| Short problem |
Work out how many lines contain "name". Reply with the count alone.

========================================

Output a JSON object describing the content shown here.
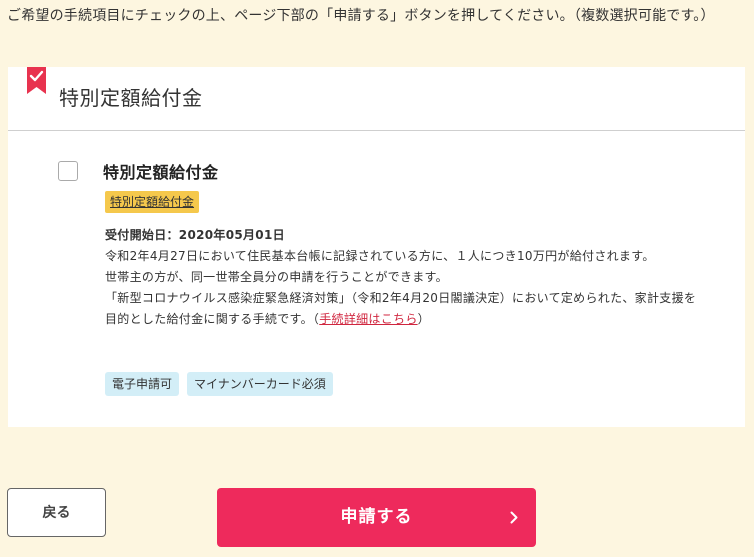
{
  "instruction": "ご希望の手続項目にチェックの上、ページ下部の「申請する」ボタンを押してください。（複数選択可能です。）",
  "section": {
    "title": "特別定額給付金",
    "bookmark_color": "#e8334f"
  },
  "item": {
    "checked": false,
    "title": "特別定額給付金",
    "category": "特別定額給付金",
    "start_label": "受付開始日：2020年05月01日",
    "desc_1": "令和2年4月27日において住民基本台帳に記録されている方に、１人につき10万円が給付されます。",
    "desc_2": "世帯主の方が、同一世帯全員分の申請を行うことができます。",
    "desc_3": "「新型コロナウイルス感染症緊急経済対策」（令和2年4月20日閣議決定）において定められた、家計支援を目的とした給付金に関する手続です。",
    "detail_open": "（",
    "detail_link": "手続詳細はこちら",
    "detail_close": "）",
    "badges": [
      "電子申請可",
      "マイナンバーカード必須"
    ]
  },
  "buttons": {
    "back": "戻る",
    "submit": "申請する"
  },
  "colors": {
    "page_bg": "#fdf6e0",
    "accent": "#ee2a5c",
    "tag_bg": "#f5c84c",
    "badge_bg": "#d3eef7",
    "link": "#d0263f"
  }
}
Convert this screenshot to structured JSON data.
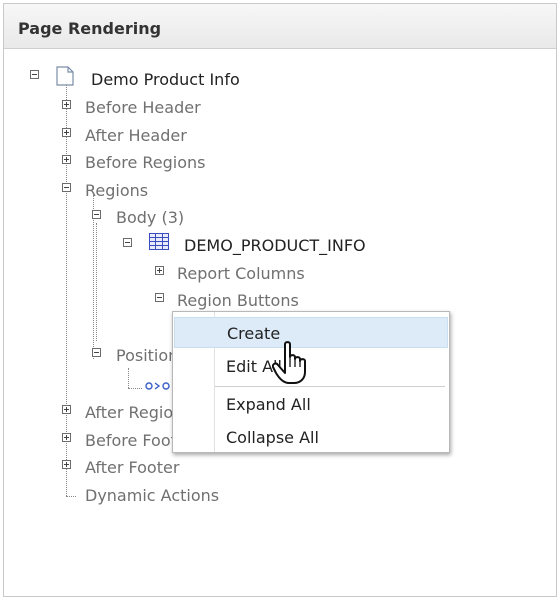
{
  "panel": {
    "title": "Page Rendering"
  },
  "tree": {
    "root": "Demo Product Info",
    "before_header": "Before Header",
    "after_header": "After Header",
    "before_regions": "Before Regions",
    "regions": "Regions",
    "body": "Body (3)",
    "demo_product_info": "DEMO_PRODUCT_INFO",
    "report_columns": "Report Columns",
    "region_buttons": "Region Buttons",
    "position": "Position",
    "after_regions": "After Regions",
    "before_footer": "Before Footer",
    "after_footer": "After Footer",
    "dynamic_actions": "Dynamic Actions"
  },
  "context_menu": {
    "create": "Create",
    "edit_all": "Edit All",
    "expand_all": "Expand All",
    "collapse_all": "Collapse All"
  }
}
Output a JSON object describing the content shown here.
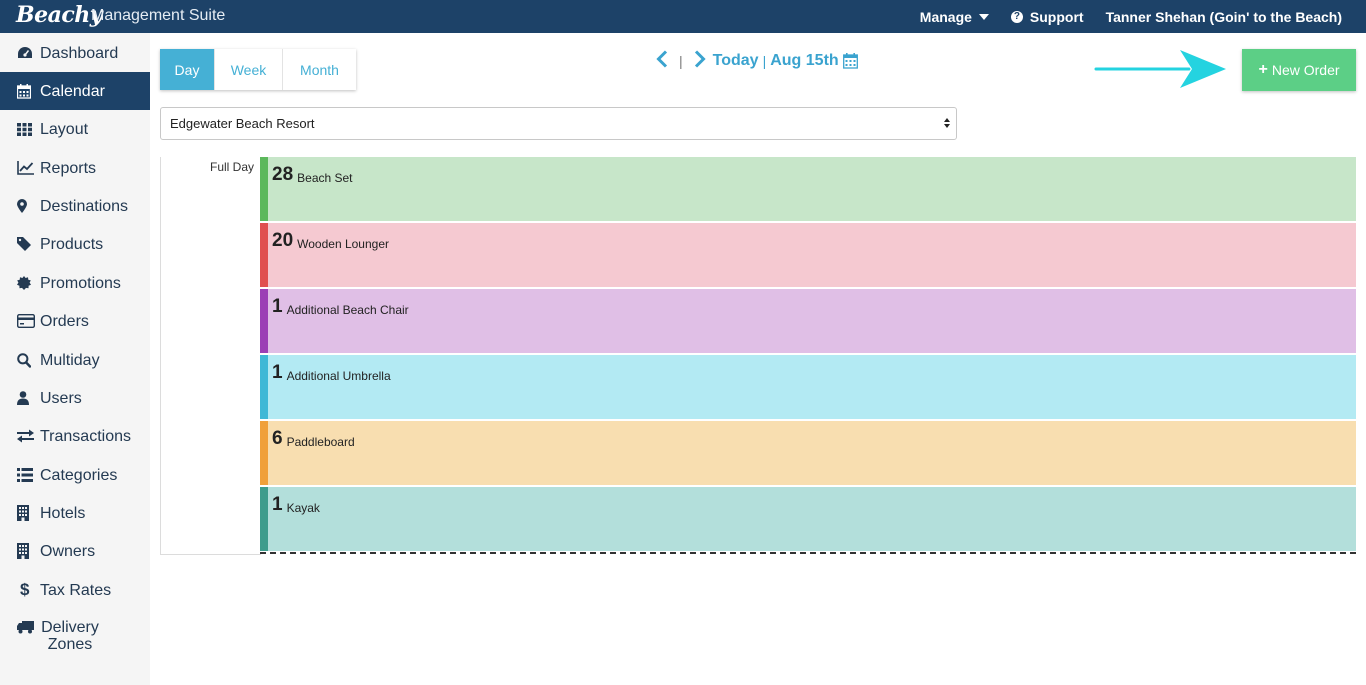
{
  "app": {
    "logo": "Beachy",
    "suite_title": "Management Suite"
  },
  "topnav": {
    "manage": "Manage",
    "support": "Support",
    "user": "Tanner Shehan (Goin' to the Beach)"
  },
  "sidebar": {
    "items": [
      {
        "label": "Dashboard",
        "icon": "dashboard-icon"
      },
      {
        "label": "Calendar",
        "icon": "calendar-icon",
        "active": true
      },
      {
        "label": "Layout",
        "icon": "grid-icon"
      },
      {
        "label": "Reports",
        "icon": "line-chart-icon"
      },
      {
        "label": "Destinations",
        "icon": "map-marker-icon"
      },
      {
        "label": "Products",
        "icon": "tag-icon"
      },
      {
        "label": "Promotions",
        "icon": "certificate-icon"
      },
      {
        "label": "Orders",
        "icon": "credit-card-icon"
      },
      {
        "label": "Multiday",
        "icon": "search-icon"
      },
      {
        "label": "Users",
        "icon": "user-icon"
      },
      {
        "label": "Transactions",
        "icon": "exchange-icon"
      },
      {
        "label": "Categories",
        "icon": "list-icon"
      },
      {
        "label": "Hotels",
        "icon": "building-icon"
      },
      {
        "label": "Owners",
        "icon": "building-icon"
      },
      {
        "label": "Tax Rates",
        "icon": "dollar-icon"
      },
      {
        "label": "Delivery Zones",
        "icon": "truck-icon"
      }
    ]
  },
  "views": {
    "day": "Day",
    "week": "Week",
    "month": "Month",
    "active": "Day"
  },
  "datenav": {
    "separator": "|",
    "today": "Today",
    "date": "Aug 15th"
  },
  "new_order": "New Order",
  "location": {
    "selected": "Edgewater Beach Resort"
  },
  "calendar": {
    "full_day_label": "Full Day",
    "events": [
      {
        "qty": "28",
        "name": "Beach Set",
        "color": "#c7e6c9",
        "accent": "#5cb85c"
      },
      {
        "qty": "20",
        "name": "Wooden Lounger",
        "color": "#f5c9d1",
        "accent": "#e05050"
      },
      {
        "qty": "1",
        "name": "Additional Beach Chair",
        "color": "#e0bfe6",
        "accent": "#9b3fb5"
      },
      {
        "qty": "1",
        "name": "Additional Umbrella",
        "color": "#b3eaf3",
        "accent": "#3fb8d6"
      },
      {
        "qty": "6",
        "name": "Paddleboard",
        "color": "#f8deb0",
        "accent": "#f0a03a"
      },
      {
        "qty": "1",
        "name": "Kayak",
        "color": "#b3dfdb",
        "accent": "#3e9c8c"
      }
    ]
  },
  "colors": {
    "topbar": "#1d4268",
    "accent_blue": "#45b0d5",
    "new_order_green": "#5ccf86",
    "annotation_arrow": "#24d3e0"
  }
}
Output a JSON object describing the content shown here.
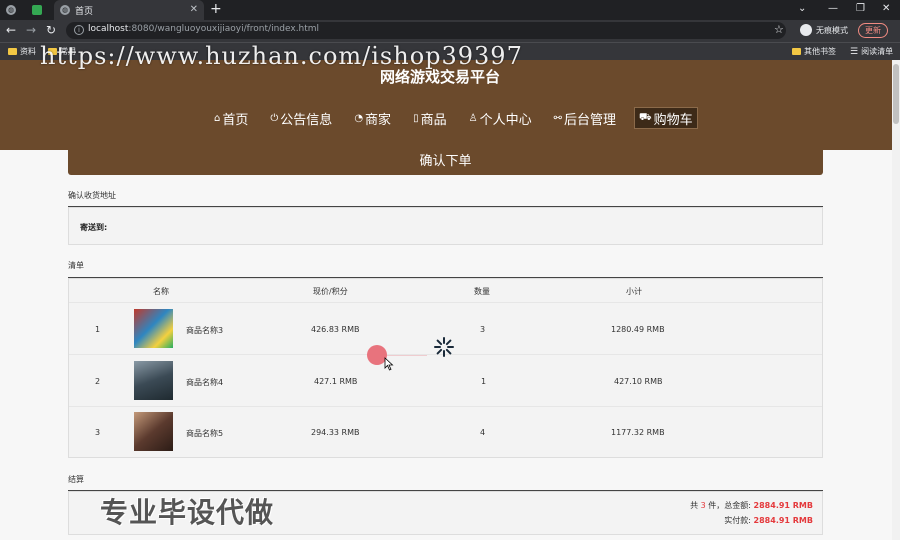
{
  "browser": {
    "tabs": [
      {
        "label": ""
      },
      {
        "label": ""
      },
      {
        "label": "首页"
      }
    ],
    "url_host": "localhost",
    "url_rest": ":8080/wangluoyouxijiaoyi/front/index.html",
    "incognito_label": "无痕模式",
    "update_label": "更新",
    "bookmarks": [
      {
        "label": "资料"
      },
      {
        "label": "常用"
      },
      {
        "label": "其他书签"
      },
      {
        "label": "阅读清单"
      }
    ]
  },
  "overlay": {
    "url_watermark": "https://www.huzhan.com/ishop39397",
    "bottom_watermark": "专业毕设代做"
  },
  "site": {
    "title": "网络游戏交易平台",
    "nav": [
      {
        "label": "首页",
        "icon": "home-icon",
        "glyph": "⌂"
      },
      {
        "label": "公告信息",
        "icon": "power-icon",
        "glyph": "⏻"
      },
      {
        "label": "商家",
        "icon": "dashboard-icon",
        "glyph": "◔"
      },
      {
        "label": "商品",
        "icon": "book-icon",
        "glyph": "▯"
      },
      {
        "label": "个人中心",
        "icon": "user-icon",
        "glyph": "♙"
      },
      {
        "label": "后台管理",
        "icon": "link-icon",
        "glyph": "⚯"
      },
      {
        "label": "购物车",
        "icon": "cart-icon",
        "glyph": "⛟"
      }
    ]
  },
  "order": {
    "confirm_title": "确认下单",
    "address_section": "确认收货地址",
    "ship_to_label": "寄送到:",
    "list_section": "清单",
    "columns": {
      "name": "名称",
      "price": "现价/积分",
      "qty": "数量",
      "subtotal": "小计"
    },
    "items": [
      {
        "index": "1",
        "name": "商品名称3",
        "price": "426.83 RMB",
        "qty": "3",
        "subtotal": "1280.49 RMB",
        "thumb_colors": [
          "#c0392b",
          "#2e86c1",
          "#f4d03f"
        ]
      },
      {
        "index": "2",
        "name": "商品名称4",
        "price": "427.1 RMB",
        "qty": "1",
        "subtotal": "427.10 RMB",
        "thumb_colors": [
          "#3b4a55",
          "#8a9aa6",
          "#1f2a30"
        ]
      },
      {
        "index": "3",
        "name": "商品名称5",
        "price": "294.33 RMB",
        "qty": "4",
        "subtotal": "1177.32 RMB",
        "thumb_colors": [
          "#5b3a2e",
          "#c49a7a",
          "#2c1c16"
        ]
      }
    ],
    "checkout_section": "结算",
    "total_prefix": "共",
    "total_count": "3",
    "total_mid": "件，总金额:",
    "total_amount": "2884.91 RMB",
    "paid_label": "实付款:",
    "paid_amount": "2884.91 RMB"
  }
}
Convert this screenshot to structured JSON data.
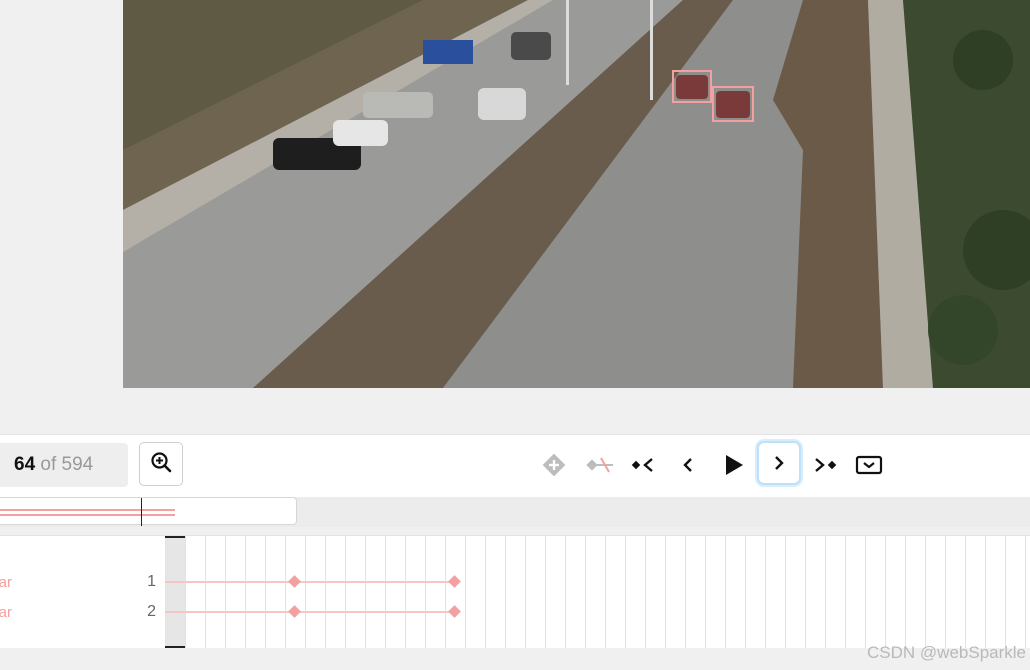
{
  "frame": {
    "current": "64",
    "of_text": " of 594"
  },
  "annotations": [
    {
      "id": "1",
      "label": "Car"
    },
    {
      "id": "2",
      "label": "Car"
    }
  ],
  "track_labels_visible": [
    "ar",
    "ar"
  ],
  "tracks": [
    {
      "number": "1"
    },
    {
      "number": "2"
    }
  ],
  "controls": {
    "add_keyframe": "add-keyframe-icon",
    "remove_keyframe": "remove-keyframe-icon",
    "prev_keyframe": "previous-keyframe-icon",
    "prev_frame": "previous-frame-icon",
    "play": "play-icon",
    "next_frame": "next-frame-icon",
    "next_keyframe": "next-keyframe-icon",
    "toggle_timeline": "collapse-timeline-icon",
    "zoom": "zoom-in-icon"
  },
  "colors": {
    "annotation": "#f4a0a0",
    "active_border": "#bfe0f7"
  },
  "watermark": "CSDN @webSparkle"
}
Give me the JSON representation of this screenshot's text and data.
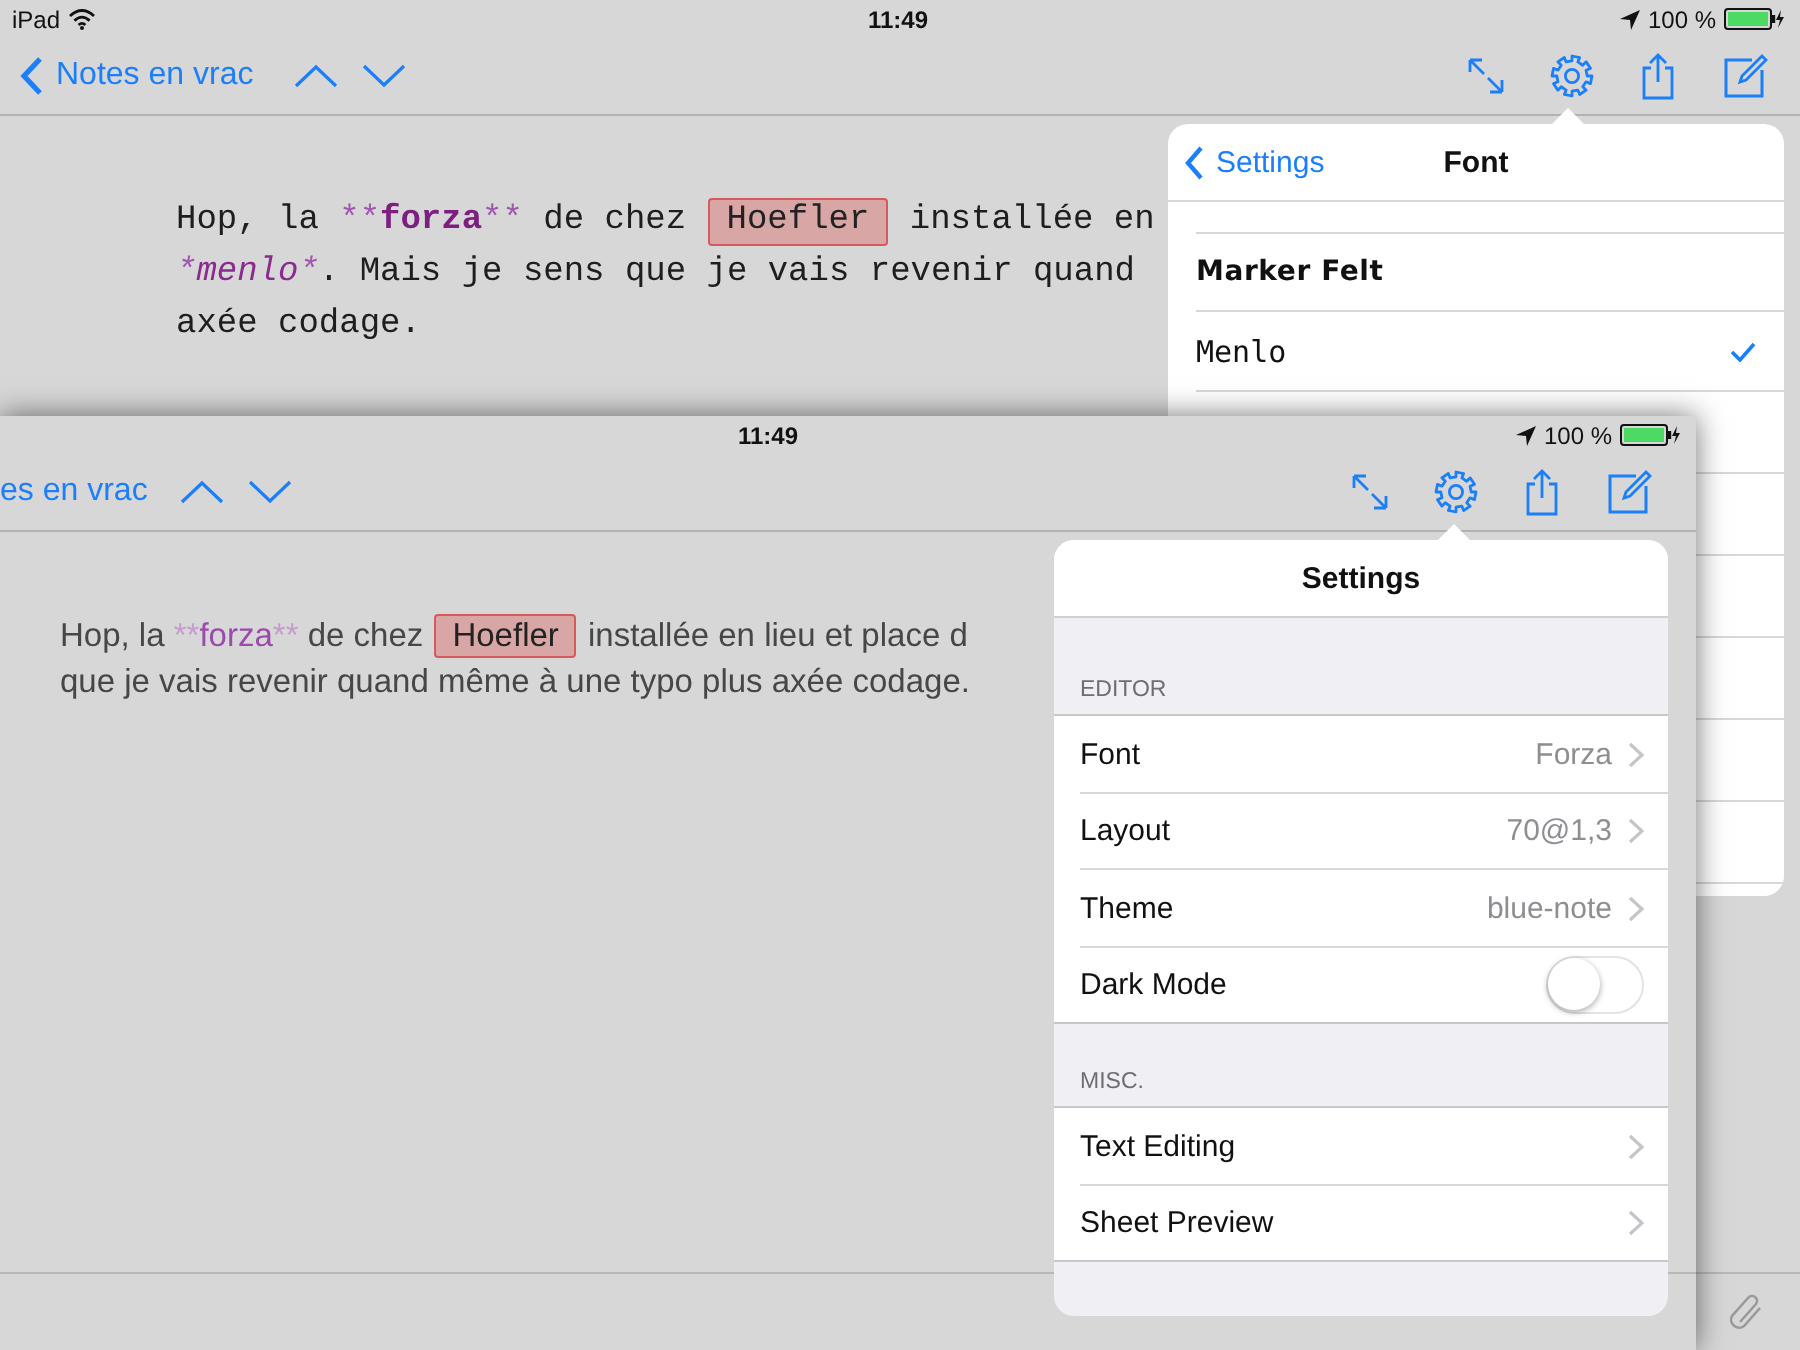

========================================

| Output of the exercise |
10